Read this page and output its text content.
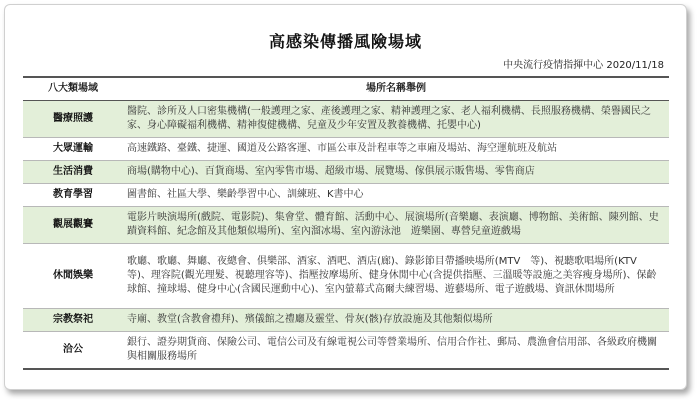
高感染傳播風險場域
中央流行疫情指揮中心 2020/11/18
八大類場域	場所名稱舉例
醫療照護	醫院、診所及人口密集機構(一般護理之家、產後護理之家、精神護理之家、老人福利機構、長照服務機構、榮譽國民之家、身心障礙福利機構、精神復健機構、兒童及少年安置及教養機構、托嬰中心)
大眾運輸	高速鐵路、臺鐵、捷運、國道及公路客運、市區公車及計程車等之車廂及場站、海空運航班及航站
生活消費	商場(購物中心)、百貨商場、室內零售市場、超級市場、展覽場、傢俱展示販售場、零售商店
教育學習	圖書館、社區大學、樂齡學習中心、訓練班、K書中心
觀展觀賽	電影片映演場所(戲院、電影院)、集會堂、體育館、活動中心、展演場所(音樂廳、表演廳、博物館、美術館、陳列館、史蹟資料館、紀念館及其他類似場所)、室內溜冰場、室內游泳池　遊樂園、專營兒童遊戲場
休閒娛樂	歌廳、歌廳、舞廳、夜總會、俱樂部、酒家、酒吧、酒店(廊)、錄影節目帶播映場所(MTV　等)、視聽歌唱場所(KTV　等)、理容院(觀光理髮、視聽理容等)、指壓按摩場所、健身休閒中心(含提供指壓、三溫暖等設施之美容瘦身場所)、保齡球館、撞球場、健身中心(含國民運動中心)、室內螢幕式高爾夫練習場、遊藝場所、電子遊戲場、資訊休閒場所
宗教祭祀	寺廟、教堂(含教會禮拜)、殯儀館之禮廳及靈堂、骨灰(骸)存放設施及其他類似場所
洽公	銀行、證券期貨商、保險公司、電信公司及有線電視公司等營業場所、信用合作社、郵局、農漁會信用部、各級政府機關與相關服務場所
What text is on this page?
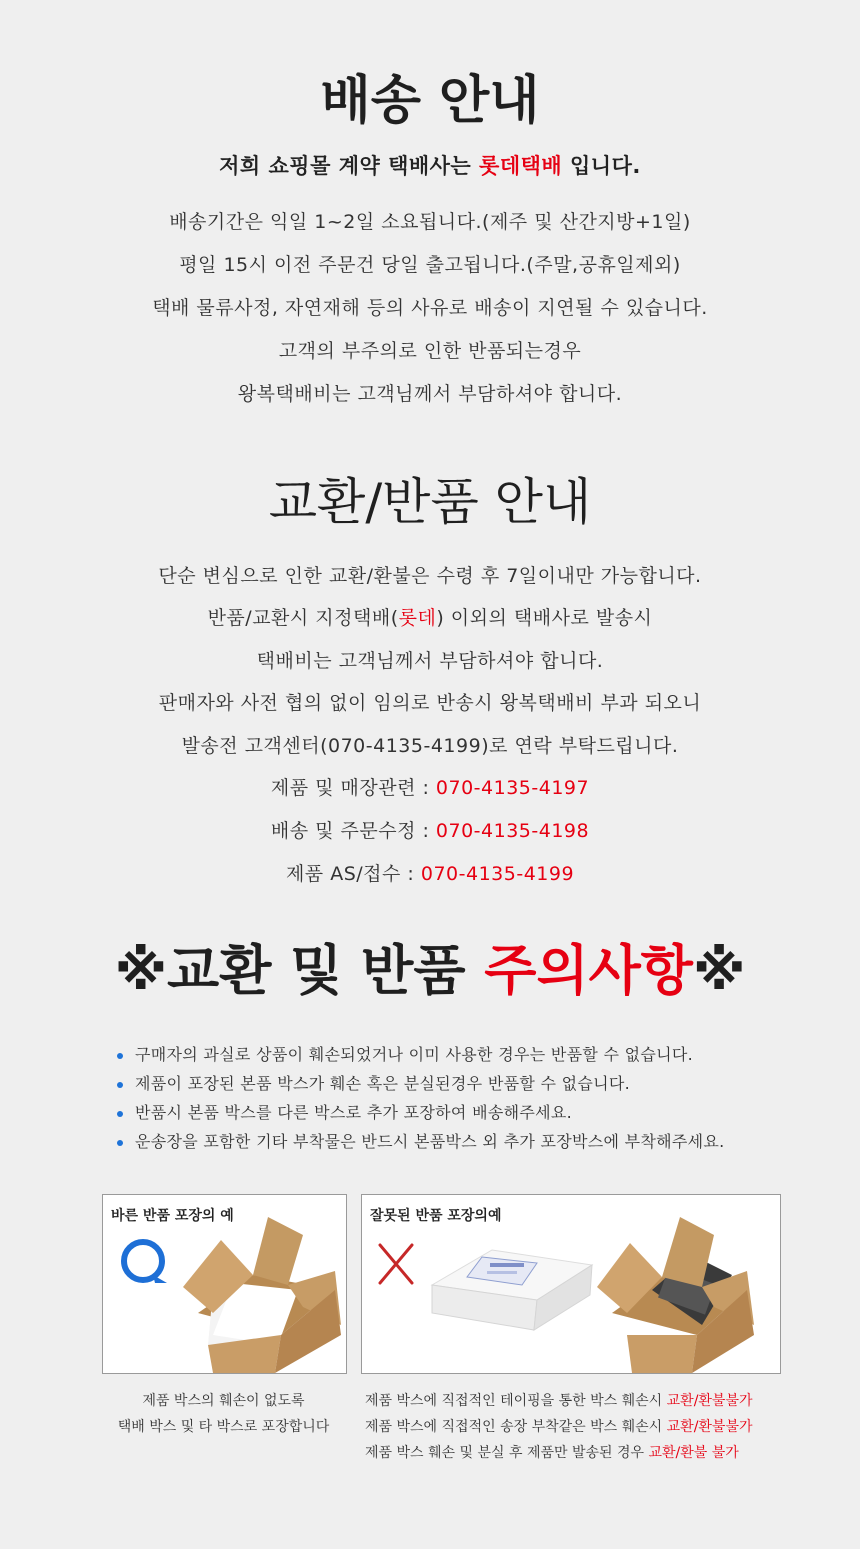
배송 안내
저희 쇼핑몰 계약 택배사는 롯데택배 입니다.
배송기간은 익일 1~2일 소요됩니다.(제주 및 산간지방+1일)
평일 15시 이전 주문건 당일 출고됩니다.(주말,공휴일제외)
택배 물류사정, 자연재해 등의 사유로 배송이 지연될 수 있습니다.
고객의 부주의로 인한 반품되는경우
왕복택배비는 고객님께서 부담하셔야 합니다.
교환/반품 안내
단순 변심으로 인한 교환/환불은 수령 후 7일이내만 가능합니다.
반품/교환시 지정택배(롯데) 이외의 택배사로 발송시
택배비는 고객님께서 부담하셔야 합니다.
판매자와 사전 협의 없이 임의로 반송시 왕복택배비 부과 되오니
발송전 고객센터(070-4135-4199)로 연락 부탁드립니다.
제품 및 매장관련 : 070-4135-4197
배송 및 주문수정 : 070-4135-4198
제품 AS/접수 : 070-4135-4199
※교환 및 반품 주의사항※
구매자의 과실로 상품이 훼손되었거나 이미 사용한 경우는 반품할 수 없습니다.
제품이 포장된 본품 박스가 훼손 혹은 분실된경우 반품할 수 없습니다.
반품시 본품 박스를 다른 박스로 추가 포장하여 배송해주세요.
운송장을 포함한 기타 부착물은 반드시 본품박스 외 추가 포장박스에 부착해주세요.
바른 반품 포장의 예	잘못된 반품 포장의예
제품 박스의 훼손이 없도록
택배 박스 및 타 박스로 포장합니다
제품 박스에 직접적인 테이핑을 통한 박스 훼손시 교환/환불불가
제품 박스에 직접적인 송장 부착같은 박스 훼손시 교환/환불불가
제품 박스 훼손 및 분실 후 제품만 발송된 경우 교환/환불 불가
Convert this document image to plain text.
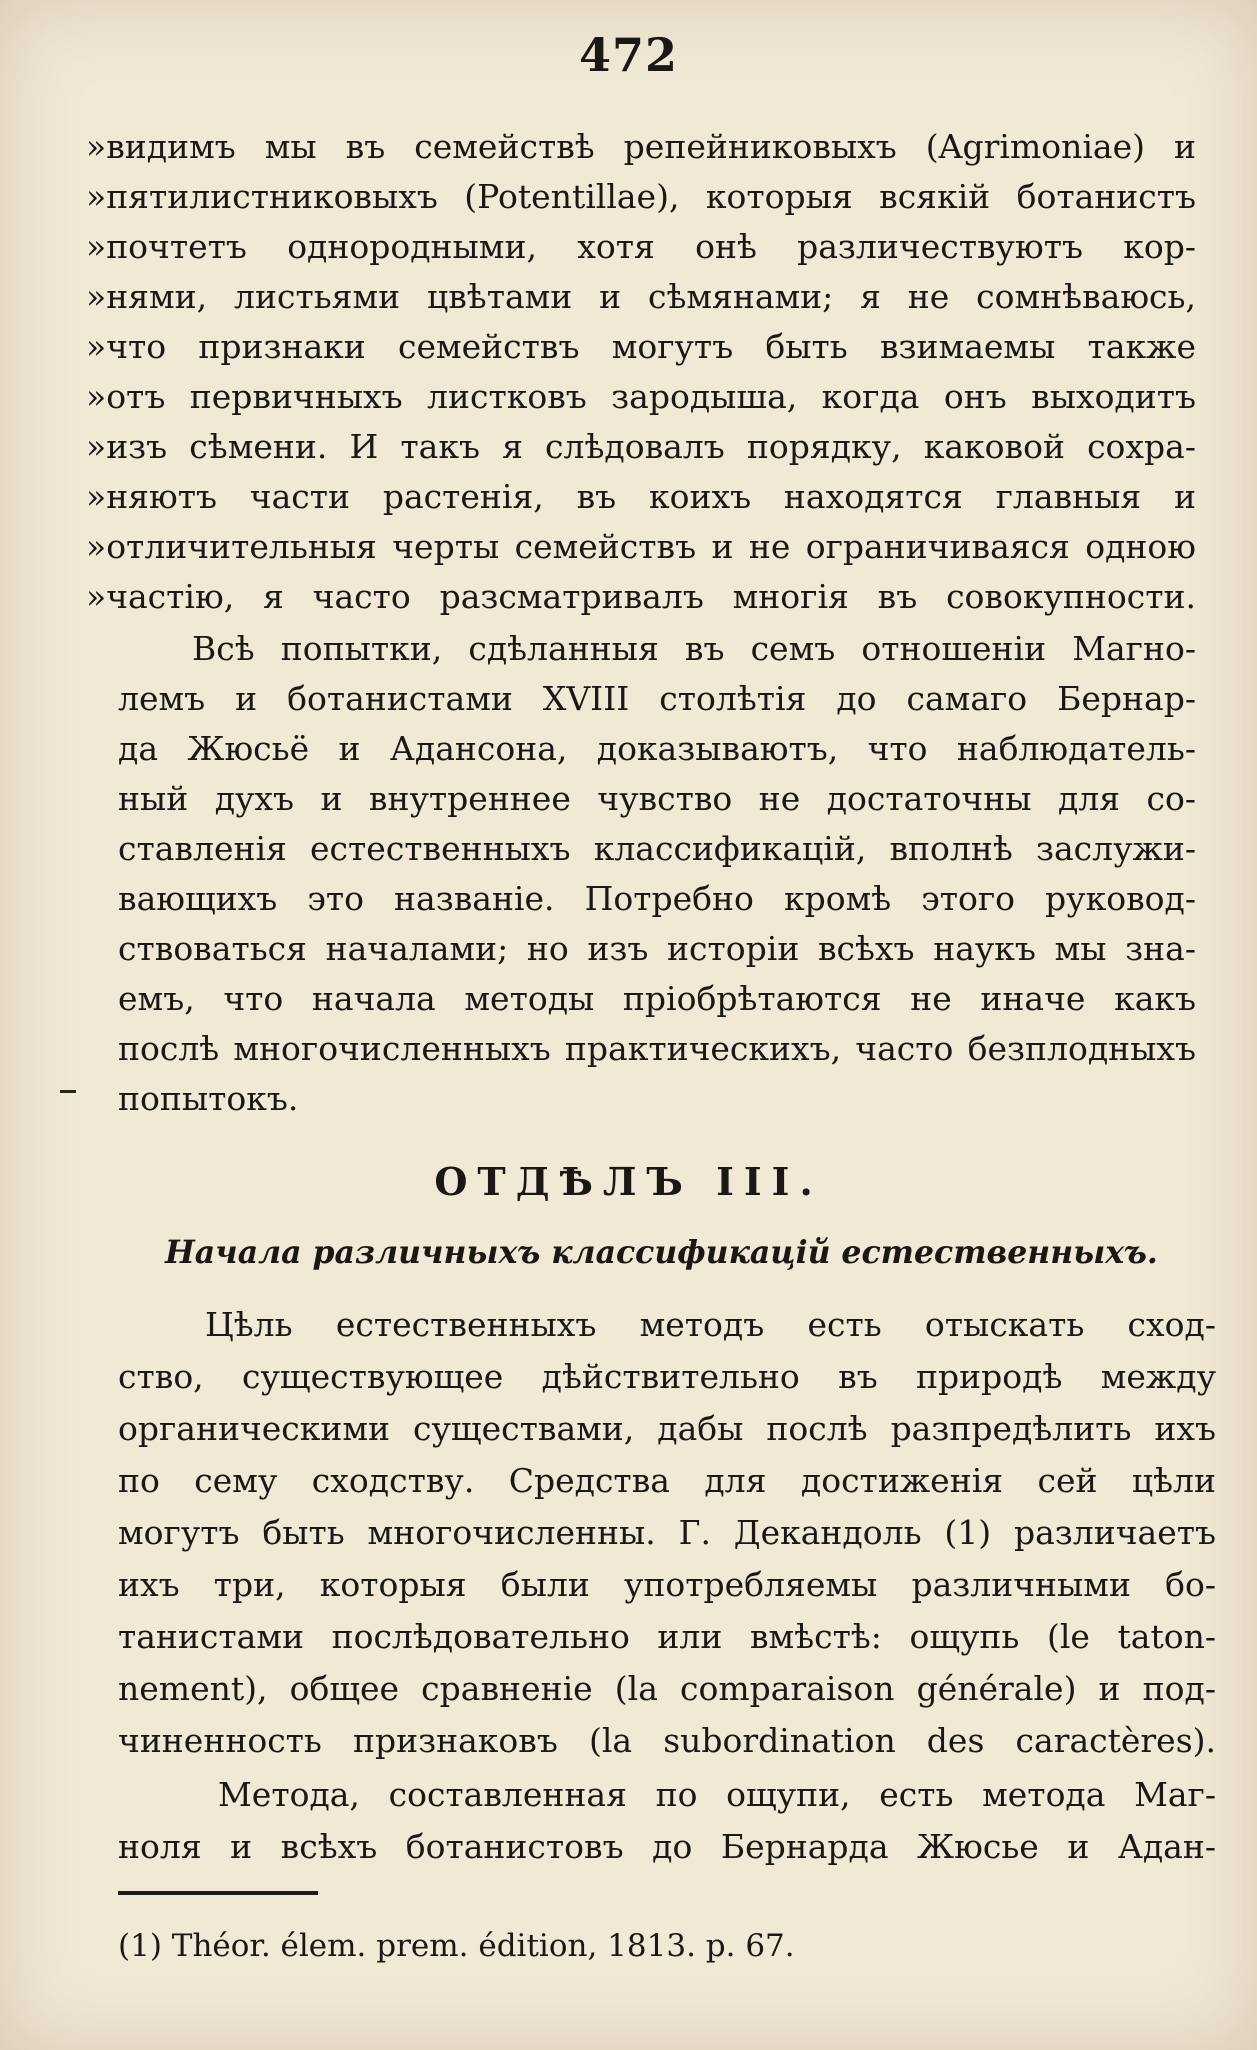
472
»видимъ мы въ семействѣ репейниковыхъ (Agrimoniae) и
»пятилистниковыхъ (Potentillae), которыя всякій ботанистъ
»почтетъ однородными, хотя онѣ различествуютъ кор-
»нями, листьями цвѣтами и сѣмянами; я не сомнѣваюсь,
»что признаки семействъ могутъ быть взимаемы также
»отъ первичныхъ листковъ зародыша, когда онъ выходитъ
»изъ сѣмени. И такъ я слѣдовалъ порядку, каковой сохра-
»няютъ части растенія, въ коихъ находятся главныя и
»отличительныя черты семействъ и не ограничиваяся одною
»частію, я часто разсматривалъ многія въ совокупности.
Всѣ попытки, сдѣланныя въ семъ отношеніи Магно-
лемъ и ботанистами XVIII столѣтія до самаго Бернар-
да Жюсьё и Адансона, доказываютъ, что наблюдатель-
ный духъ и внутреннее чувство не достаточны для со-
ставленія естественныхъ классификацій, вполнѣ заслужи-
вающихъ это названіе. Потребно кромѣ этого руковод-
ствоваться началами; но изъ исторіи всѣхъ наукъ мы зна-
емъ, что начала методы пріобрѣтаются не иначе какъ
послѣ многочисленныхъ практическихъ, часто безплодныхъ
попытокъ.
ОТДѢЛЪ III.
Начала различныхъ классификацій естественныхъ.
Цѣль естественныхъ методъ есть отыскать сход-
ство, существующее дѣйствительно въ природѣ между
органическими существами, дабы послѣ разпредѣлить ихъ
по сему сходству. Средства для достиженія сей цѣли
могутъ быть многочисленны. Г. Декандоль (1) различаетъ
ихъ три, которыя были употребляемы различными бо-
танистами послѣдовательно или вмѣстѣ: ощупь (le taton-
nement), общее сравненіе (la comparaison générale) и под-
чиненность признаковъ (la subordination des caractères).
Метода, составленная по ощупи, есть метода Маг-
ноля и всѣхъ ботанистовъ до Бернарда Жюсье и Адан-
(1) Théor. élem. prem. édition, 1813. p. 67.
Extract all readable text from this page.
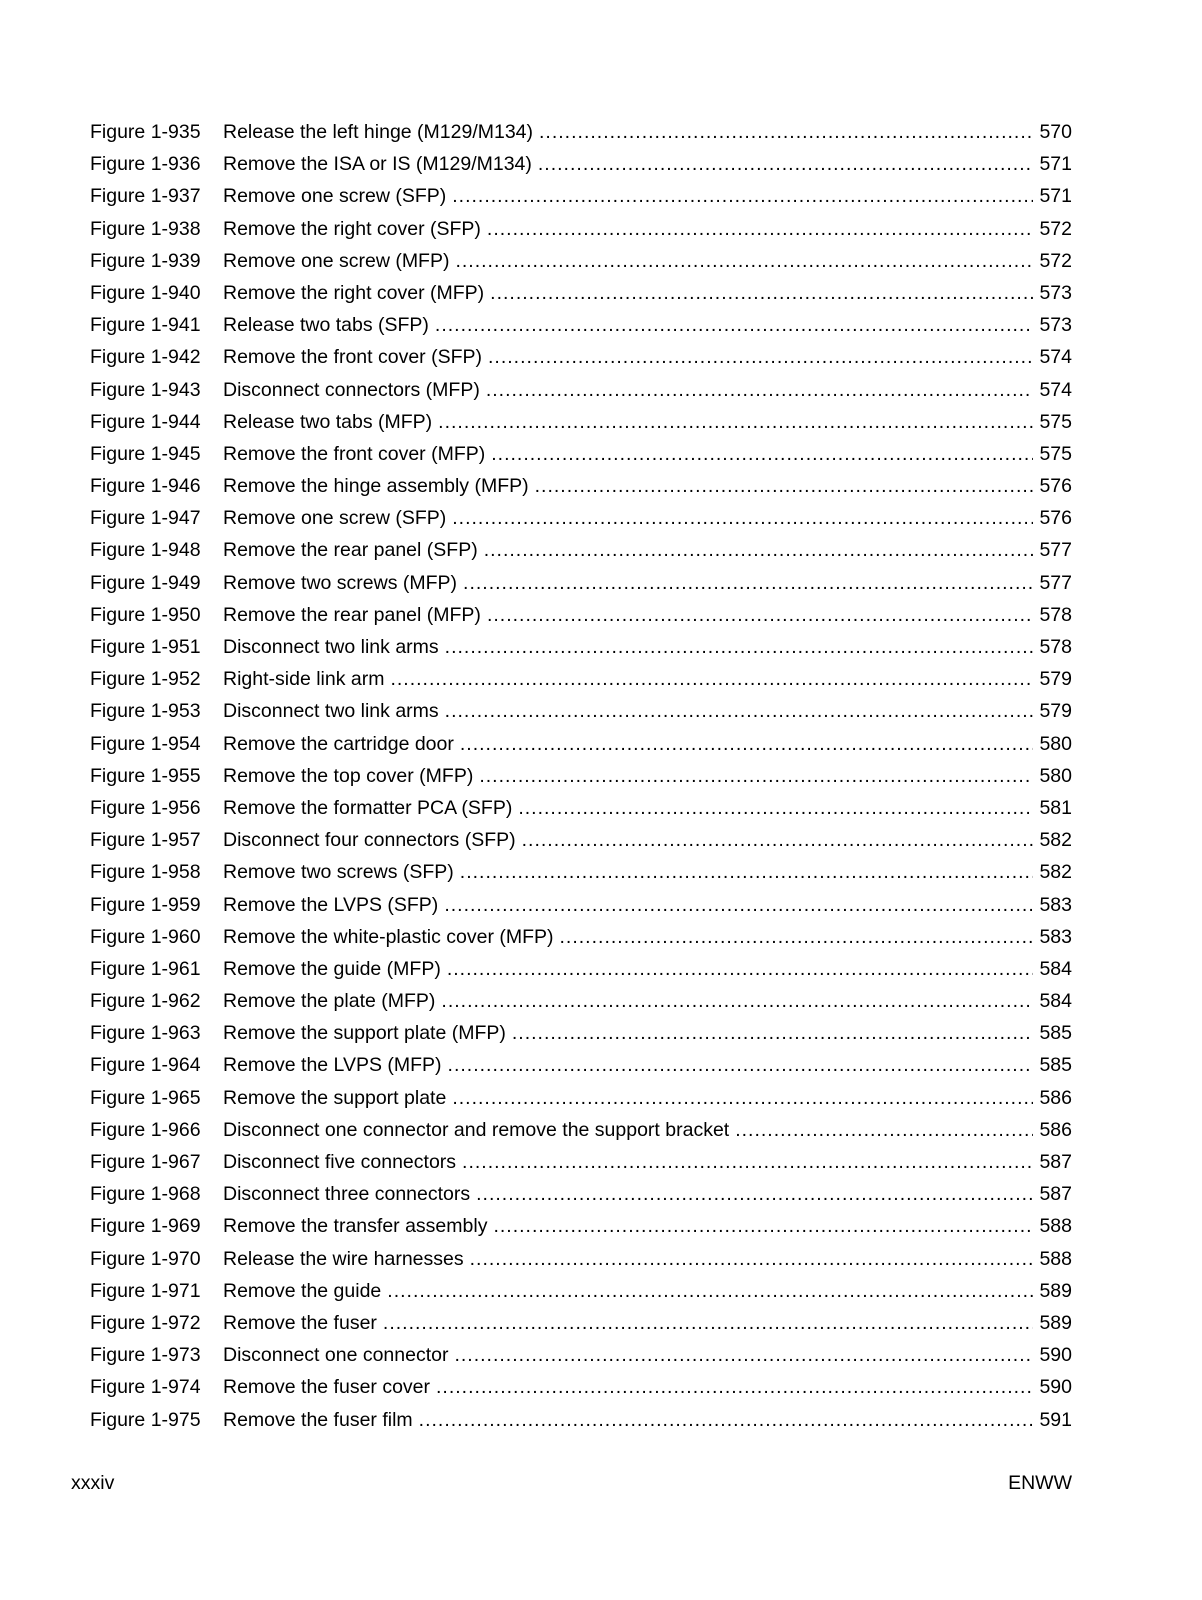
Figure 1-935	Release the left hinge (M129/M134) .....	570
Figure 1-936	Remove the ISA or IS (M129/M134) .....	571
Figure 1-937	Remove one screw (SFP) .....	571
Figure 1-938	Remove the right cover (SFP) .....	572
Figure 1-939	Remove one screw (MFP) .....	572
Figure 1-940	Remove the right cover (MFP) .....	573
Figure 1-941	Release two tabs (SFP) .....	573
Figure 1-942	Remove the front cover (SFP) .....	574
Figure 1-943	Disconnect connectors (MFP) .....	574
Figure 1-944	Release two tabs (MFP) .....	575
Figure 1-945	Remove the front cover (MFP) .....	575
Figure 1-946	Remove the hinge assembly (MFP) .....	576
Figure 1-947	Remove one screw (SFP) .....	576
Figure 1-948	Remove the rear panel (SFP) .....	577
Figure 1-949	Remove two screws (MFP) .....	577
Figure 1-950	Remove the rear panel (MFP) .....	578
Figure 1-951	Disconnect two link arms .....	578
Figure 1-952	Right-side link arm .....	579
Figure 1-953	Disconnect two link arms .....	579
Figure 1-954	Remove the cartridge door .....	580
Figure 1-955	Remove the top cover (MFP) .....	580
Figure 1-956	Remove the formatter PCA (SFP) .....	581
Figure 1-957	Disconnect four connectors (SFP) .....	582
Figure 1-958	Remove two screws (SFP) .....	582
Figure 1-959	Remove the LVPS (SFP) .....	583
Figure 1-960	Remove the white-plastic cover (MFP) .....	583
Figure 1-961	Remove the guide (MFP) .....	584
Figure 1-962	Remove the plate (MFP) .....	584
Figure 1-963	Remove the support plate (MFP) .....	585
Figure 1-964	Remove the LVPS (MFP) .....	585
Figure 1-965	Remove the support plate .....	586
Figure 1-966	Disconnect one connector and remove the support bracket .....	586
Figure 1-967	Disconnect five connectors .....	587
Figure 1-968	Disconnect three connectors .....	587
Figure 1-969	Remove the transfer assembly .....	588
Figure 1-970	Release the wire harnesses .....	588
Figure 1-971	Remove the guide .....	589
Figure 1-972	Remove the fuser .....	589
Figure 1-973	Disconnect one connector .....	590
Figure 1-974	Remove the fuser cover .....	590
Figure 1-975	Remove the fuser film .....	591
xxxiv	ENWW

□ □ □

Problem to solve:
Using the listing, copy every line where the word "которыя" shows up.

Task answer:
»пятилистниковыхъ (Potentillae), которыя всякій ботанистъ
ихъ три, которыя были употребляемы различными бо-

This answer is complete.